* Entries supplied:

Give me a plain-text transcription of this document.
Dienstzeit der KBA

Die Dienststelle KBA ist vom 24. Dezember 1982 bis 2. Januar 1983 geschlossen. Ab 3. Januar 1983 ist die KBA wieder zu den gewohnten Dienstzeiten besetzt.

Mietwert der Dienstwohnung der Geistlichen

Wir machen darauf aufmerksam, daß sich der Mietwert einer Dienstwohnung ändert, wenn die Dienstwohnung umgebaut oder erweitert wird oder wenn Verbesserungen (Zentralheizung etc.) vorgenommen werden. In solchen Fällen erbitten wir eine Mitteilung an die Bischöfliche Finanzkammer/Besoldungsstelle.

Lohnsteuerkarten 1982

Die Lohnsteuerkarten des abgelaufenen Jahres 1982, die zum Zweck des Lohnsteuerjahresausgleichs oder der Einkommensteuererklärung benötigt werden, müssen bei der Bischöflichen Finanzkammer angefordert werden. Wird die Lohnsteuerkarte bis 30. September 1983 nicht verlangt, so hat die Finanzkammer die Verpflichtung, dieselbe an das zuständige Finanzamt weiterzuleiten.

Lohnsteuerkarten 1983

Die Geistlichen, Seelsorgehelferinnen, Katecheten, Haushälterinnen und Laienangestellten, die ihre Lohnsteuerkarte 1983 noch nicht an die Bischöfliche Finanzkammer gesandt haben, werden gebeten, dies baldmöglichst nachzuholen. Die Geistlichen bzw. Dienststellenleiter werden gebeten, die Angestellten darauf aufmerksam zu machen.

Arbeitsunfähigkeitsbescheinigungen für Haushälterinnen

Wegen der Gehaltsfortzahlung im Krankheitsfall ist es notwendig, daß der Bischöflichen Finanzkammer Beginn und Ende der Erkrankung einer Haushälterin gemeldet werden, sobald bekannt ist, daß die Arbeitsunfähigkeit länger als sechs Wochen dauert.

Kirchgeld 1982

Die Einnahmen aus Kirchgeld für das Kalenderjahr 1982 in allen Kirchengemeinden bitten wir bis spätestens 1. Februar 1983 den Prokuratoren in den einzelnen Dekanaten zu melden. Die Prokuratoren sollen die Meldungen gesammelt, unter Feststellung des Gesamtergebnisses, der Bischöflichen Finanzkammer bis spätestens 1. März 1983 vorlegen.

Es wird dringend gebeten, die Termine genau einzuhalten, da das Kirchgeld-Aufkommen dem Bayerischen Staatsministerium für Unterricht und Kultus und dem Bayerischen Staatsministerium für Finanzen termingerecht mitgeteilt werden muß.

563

* Aim of the task: Exactly as written, restate every line of the listing above.

* Result of this task:
Give me a plain-text transcription of this document.
Dienstzeit der KBA

Die Dienststelle KBA ist vom 24. Dezember 1982 bis 2. Januar 1983 geschlossen. Ab 3. Januar 1983 ist die KBA wieder zu den gewohnten Dienstzeiten besetzt.

Mietwert der Dienstwohnung der Geistlichen

Wir machen darauf aufmerksam, daß sich der Mietwert einer Dienstwohnung ändert, wenn die Dienstwohnung umgebaut oder erweitert wird oder wenn Verbesserungen (Zentralheizung etc.) vorgenommen werden. In solchen Fällen erbitten wir eine Mitteilung an die Bischöfliche Finanzkammer/Besoldungsstelle.

Lohnsteuerkarten 1982

Die Lohnsteuerkarten des abgelaufenen Jahres 1982, die zum Zweck des Lohnsteuerjahresausgleichs oder der Einkommensteuererklärung benötigt werden, müssen bei der Bischöflichen Finanzkammer angefordert werden. Wird die Lohnsteuerkarte bis 30. September 1983 nicht verlangt, so hat die Finanzkammer die Verpflichtung, dieselbe an das zuständige Finanzamt weiterzuleiten.

Lohnsteuerkarten 1983

Die Geistlichen, Seelsorgehelferinnen, Katecheten, Haushälterinnen und Laienangestellten, die ihre Lohnsteuerkarte 1983 noch nicht an die Bischöfliche Finanzkammer gesandt haben, werden gebeten, dies baldmöglichst nachzuholen. Die Geistlichen bzw. Dienststellenleiter werden gebeten, die Angestellten darauf aufmerksam zu machen.

Arbeitsunfähigkeitsbescheinigungen für Haushälterinnen

Wegen der Gehaltsfortzahlung im Krankheitsfall ist es notwendig, daß der Bischöflichen Finanzkammer Beginn und Ende der Erkrankung einer Haushälterin gemeldet werden, sobald bekannt ist, daß die Arbeitsunfähigkeit länger als sechs Wochen dauert.

Kirchgeld 1982

Die Einnahmen aus Kirchgeld für das Kalenderjahr 1982 in allen Kirchengemeinden bitten wir bis spätestens 1. Februar 1983 den Prokuratoren in den einzelnen Dekanaten zu melden. Die Prokuratoren sollen die Meldungen gesammelt, unter Feststellung des Gesamtergebnisses, der Bischöflichen Finanzkammer bis spätestens 1. März 1983 vorlegen.

Es wird dringend gebeten, die Termine genau einzuhalten, da das Kirchgeld-Aufkommen dem Bayerischen Staatsministerium für Unterricht und Kultus und dem Bayerischen Staatsministerium für Finanzen termingerecht mitgeteilt werden muß.

563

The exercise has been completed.